DIRECTION: Copy every line from the start of the records through the line containing "svg-text:A: A [283,1342,295,1359]", inclusive, and reproduce each one without any change.

::::

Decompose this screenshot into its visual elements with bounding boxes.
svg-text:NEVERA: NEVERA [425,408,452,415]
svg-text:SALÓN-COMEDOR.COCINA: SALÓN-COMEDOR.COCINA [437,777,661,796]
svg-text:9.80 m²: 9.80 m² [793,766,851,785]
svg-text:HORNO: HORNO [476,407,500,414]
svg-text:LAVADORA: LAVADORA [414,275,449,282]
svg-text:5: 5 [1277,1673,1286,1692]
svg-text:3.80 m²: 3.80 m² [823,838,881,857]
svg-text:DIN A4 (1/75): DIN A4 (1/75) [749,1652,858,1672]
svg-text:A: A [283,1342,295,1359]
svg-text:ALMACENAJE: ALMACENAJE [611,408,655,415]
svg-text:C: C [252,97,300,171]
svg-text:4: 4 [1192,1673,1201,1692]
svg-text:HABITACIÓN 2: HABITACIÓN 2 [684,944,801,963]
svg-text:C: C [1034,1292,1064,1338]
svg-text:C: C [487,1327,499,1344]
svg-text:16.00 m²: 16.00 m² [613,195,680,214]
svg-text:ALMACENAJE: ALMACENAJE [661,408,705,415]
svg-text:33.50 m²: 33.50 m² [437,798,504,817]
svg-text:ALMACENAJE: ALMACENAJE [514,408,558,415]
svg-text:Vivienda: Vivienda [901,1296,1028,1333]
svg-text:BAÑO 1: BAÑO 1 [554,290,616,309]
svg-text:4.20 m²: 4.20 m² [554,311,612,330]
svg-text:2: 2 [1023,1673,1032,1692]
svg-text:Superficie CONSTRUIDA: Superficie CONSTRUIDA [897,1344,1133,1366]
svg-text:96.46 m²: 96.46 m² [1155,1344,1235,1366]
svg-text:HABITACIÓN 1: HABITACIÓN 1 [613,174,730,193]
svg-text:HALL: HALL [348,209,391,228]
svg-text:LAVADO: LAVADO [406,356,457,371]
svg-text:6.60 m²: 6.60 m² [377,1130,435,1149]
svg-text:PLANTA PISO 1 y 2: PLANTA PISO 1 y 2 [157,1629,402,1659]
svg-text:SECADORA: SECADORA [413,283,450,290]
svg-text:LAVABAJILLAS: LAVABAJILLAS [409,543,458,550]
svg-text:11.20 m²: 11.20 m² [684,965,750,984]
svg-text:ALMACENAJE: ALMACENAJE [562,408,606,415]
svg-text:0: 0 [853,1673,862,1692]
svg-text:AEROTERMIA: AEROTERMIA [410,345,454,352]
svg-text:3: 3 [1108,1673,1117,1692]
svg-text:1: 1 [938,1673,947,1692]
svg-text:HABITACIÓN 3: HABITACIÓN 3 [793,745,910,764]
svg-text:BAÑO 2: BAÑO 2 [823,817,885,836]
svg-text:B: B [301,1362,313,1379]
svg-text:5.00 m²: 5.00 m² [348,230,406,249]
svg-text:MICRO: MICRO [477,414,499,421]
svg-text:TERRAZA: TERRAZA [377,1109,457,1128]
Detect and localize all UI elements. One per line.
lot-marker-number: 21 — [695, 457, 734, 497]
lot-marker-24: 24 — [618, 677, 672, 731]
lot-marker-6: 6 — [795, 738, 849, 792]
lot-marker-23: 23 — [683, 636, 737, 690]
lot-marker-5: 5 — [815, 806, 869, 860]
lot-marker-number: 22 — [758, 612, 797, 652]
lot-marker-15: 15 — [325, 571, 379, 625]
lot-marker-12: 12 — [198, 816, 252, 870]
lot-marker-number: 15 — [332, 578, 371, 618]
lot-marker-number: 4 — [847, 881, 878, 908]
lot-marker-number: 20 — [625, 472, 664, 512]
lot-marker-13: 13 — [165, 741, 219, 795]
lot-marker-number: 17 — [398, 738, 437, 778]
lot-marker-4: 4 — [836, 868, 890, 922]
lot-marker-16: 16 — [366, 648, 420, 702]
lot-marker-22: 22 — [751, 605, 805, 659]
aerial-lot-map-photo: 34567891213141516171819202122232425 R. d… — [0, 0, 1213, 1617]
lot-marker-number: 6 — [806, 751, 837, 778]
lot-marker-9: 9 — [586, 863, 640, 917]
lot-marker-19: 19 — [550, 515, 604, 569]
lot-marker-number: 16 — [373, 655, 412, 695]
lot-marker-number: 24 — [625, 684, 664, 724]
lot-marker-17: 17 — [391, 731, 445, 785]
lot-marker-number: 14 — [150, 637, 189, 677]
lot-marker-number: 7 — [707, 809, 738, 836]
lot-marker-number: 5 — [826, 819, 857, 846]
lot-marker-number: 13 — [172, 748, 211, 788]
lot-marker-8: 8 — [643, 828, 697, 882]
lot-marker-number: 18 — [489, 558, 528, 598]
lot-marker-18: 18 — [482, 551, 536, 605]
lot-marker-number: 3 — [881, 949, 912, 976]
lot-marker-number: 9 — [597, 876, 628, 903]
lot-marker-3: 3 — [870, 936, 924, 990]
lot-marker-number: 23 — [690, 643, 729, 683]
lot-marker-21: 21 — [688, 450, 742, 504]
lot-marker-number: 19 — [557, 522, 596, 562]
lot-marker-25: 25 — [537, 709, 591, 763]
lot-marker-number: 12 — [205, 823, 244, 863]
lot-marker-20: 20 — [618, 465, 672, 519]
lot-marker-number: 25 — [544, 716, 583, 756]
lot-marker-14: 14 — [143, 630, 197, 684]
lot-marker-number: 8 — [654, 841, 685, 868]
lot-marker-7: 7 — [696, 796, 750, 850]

::::

RESPONSE:
Decompose this screenshot into its visual elements with bounding boxes.
svg-text:NEVERA: NEVERA [425,408,452,415]
svg-text:SALÓN-COMEDOR.COCINA: SALÓN-COMEDOR.COCINA [437,777,661,796]
svg-text:9.80 m²: 9.80 m² [793,766,851,785]
svg-text:HORNO: HORNO [476,407,500,414]
svg-text:LAVADORA: LAVADORA [414,275,449,282]
svg-text:5: 5 [1277,1673,1286,1692]
svg-text:3.80 m²: 3.80 m² [823,838,881,857]
svg-text:DIN A4 (1/75): DIN A4 (1/75) [749,1652,858,1672]
svg-text:A: A [283,1342,295,1359]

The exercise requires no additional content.